▸ **What is being asked**: Look through the records below and give the number of lines holding the string "formula", nothing more.

---------- Data extract

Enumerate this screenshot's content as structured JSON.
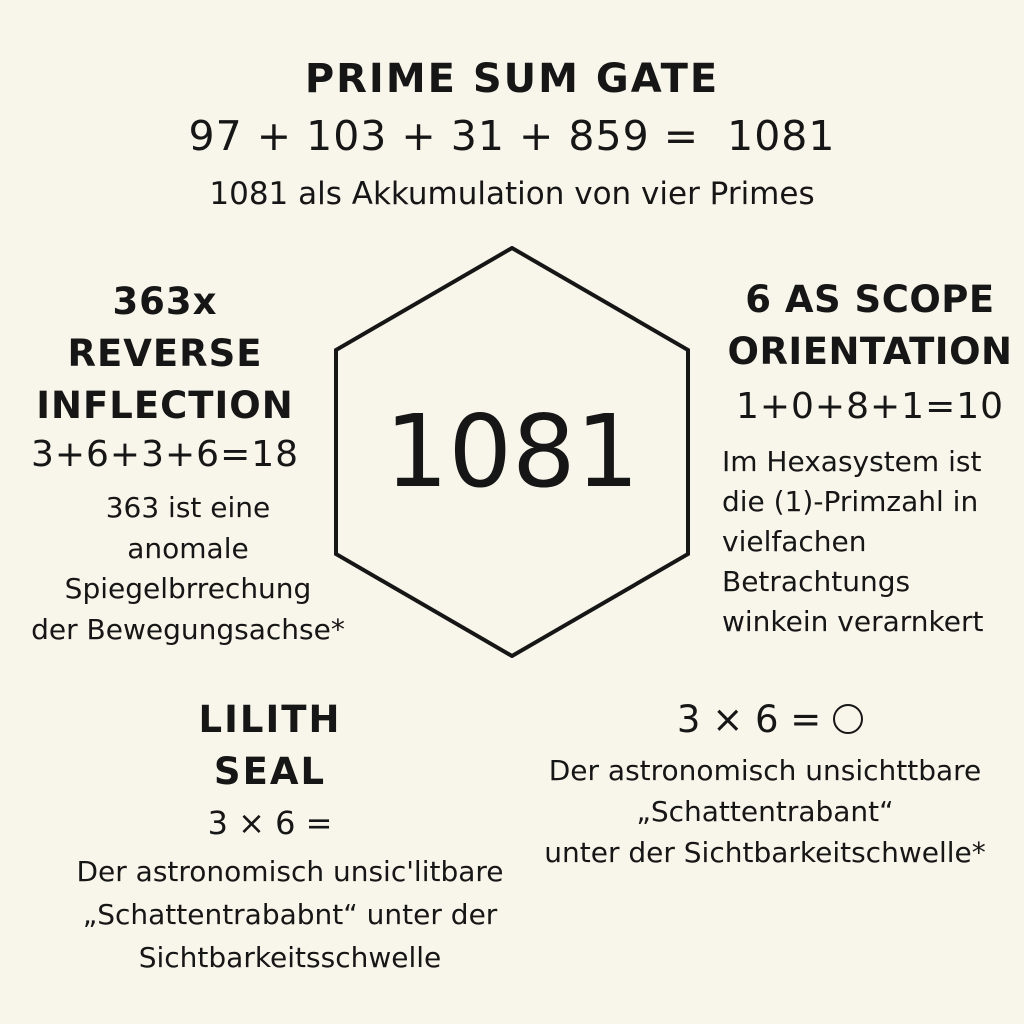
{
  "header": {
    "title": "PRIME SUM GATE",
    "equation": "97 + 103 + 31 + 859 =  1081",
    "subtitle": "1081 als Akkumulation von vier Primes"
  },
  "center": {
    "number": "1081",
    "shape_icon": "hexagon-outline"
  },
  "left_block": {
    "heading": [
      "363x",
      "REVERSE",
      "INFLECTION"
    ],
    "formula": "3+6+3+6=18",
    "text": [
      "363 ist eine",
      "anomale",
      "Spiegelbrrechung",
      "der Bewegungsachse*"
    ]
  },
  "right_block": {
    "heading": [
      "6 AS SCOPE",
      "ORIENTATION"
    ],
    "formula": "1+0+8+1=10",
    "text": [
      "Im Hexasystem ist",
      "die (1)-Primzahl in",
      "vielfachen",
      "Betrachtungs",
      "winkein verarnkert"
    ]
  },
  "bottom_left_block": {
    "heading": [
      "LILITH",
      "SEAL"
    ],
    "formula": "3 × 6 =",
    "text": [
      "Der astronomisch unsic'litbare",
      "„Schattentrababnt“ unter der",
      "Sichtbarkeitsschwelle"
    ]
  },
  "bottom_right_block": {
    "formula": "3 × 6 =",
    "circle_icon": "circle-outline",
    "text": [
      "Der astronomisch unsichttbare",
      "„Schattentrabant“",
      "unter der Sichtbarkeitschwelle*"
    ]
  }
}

--------------------
---------- Data extract

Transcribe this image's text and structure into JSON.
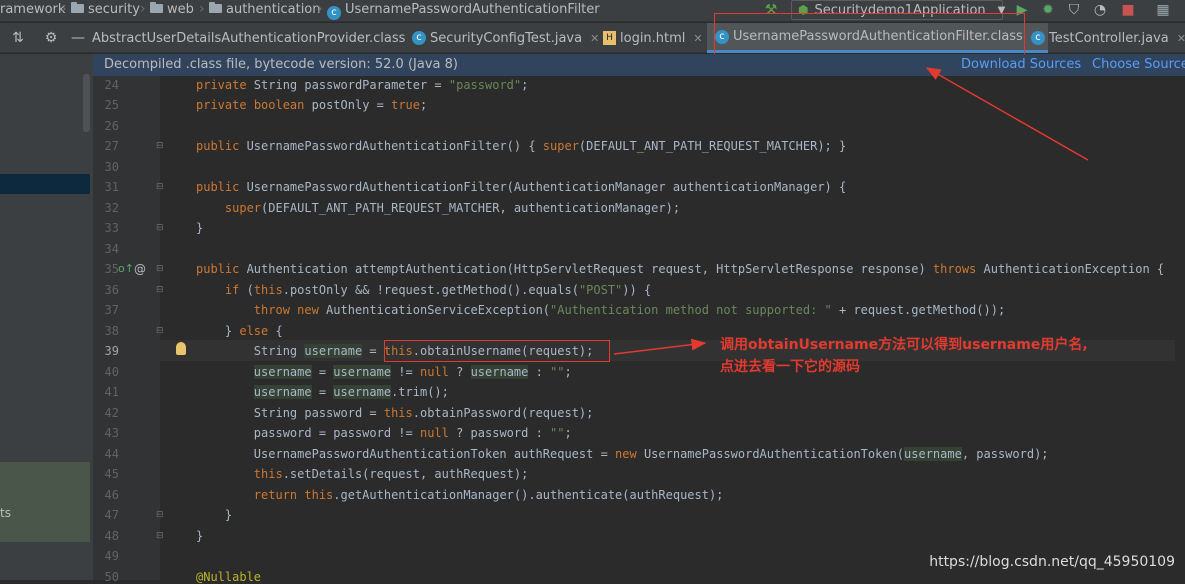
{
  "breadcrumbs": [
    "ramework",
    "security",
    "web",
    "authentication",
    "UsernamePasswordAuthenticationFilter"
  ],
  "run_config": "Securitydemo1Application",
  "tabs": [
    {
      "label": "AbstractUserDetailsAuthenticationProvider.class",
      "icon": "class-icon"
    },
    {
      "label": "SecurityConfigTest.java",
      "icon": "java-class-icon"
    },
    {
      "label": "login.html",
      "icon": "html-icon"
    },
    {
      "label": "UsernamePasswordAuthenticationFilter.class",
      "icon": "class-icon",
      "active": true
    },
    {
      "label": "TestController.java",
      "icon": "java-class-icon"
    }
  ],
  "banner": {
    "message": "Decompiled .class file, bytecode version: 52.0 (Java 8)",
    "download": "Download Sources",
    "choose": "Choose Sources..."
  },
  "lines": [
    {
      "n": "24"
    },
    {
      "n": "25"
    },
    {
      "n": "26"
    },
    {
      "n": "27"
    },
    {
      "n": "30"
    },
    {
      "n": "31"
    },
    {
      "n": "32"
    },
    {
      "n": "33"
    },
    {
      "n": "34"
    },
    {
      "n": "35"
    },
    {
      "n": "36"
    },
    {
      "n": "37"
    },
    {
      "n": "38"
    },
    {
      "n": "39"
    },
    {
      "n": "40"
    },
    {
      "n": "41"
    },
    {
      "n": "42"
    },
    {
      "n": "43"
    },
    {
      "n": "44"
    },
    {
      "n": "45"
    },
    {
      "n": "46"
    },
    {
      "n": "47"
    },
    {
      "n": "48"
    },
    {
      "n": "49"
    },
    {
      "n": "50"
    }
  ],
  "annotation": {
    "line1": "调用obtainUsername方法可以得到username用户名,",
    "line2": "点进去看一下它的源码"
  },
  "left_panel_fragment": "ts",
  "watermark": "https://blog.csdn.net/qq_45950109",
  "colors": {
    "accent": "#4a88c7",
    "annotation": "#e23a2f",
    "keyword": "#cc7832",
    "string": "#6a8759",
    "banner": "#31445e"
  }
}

--------------------

▸ **Reply**: 4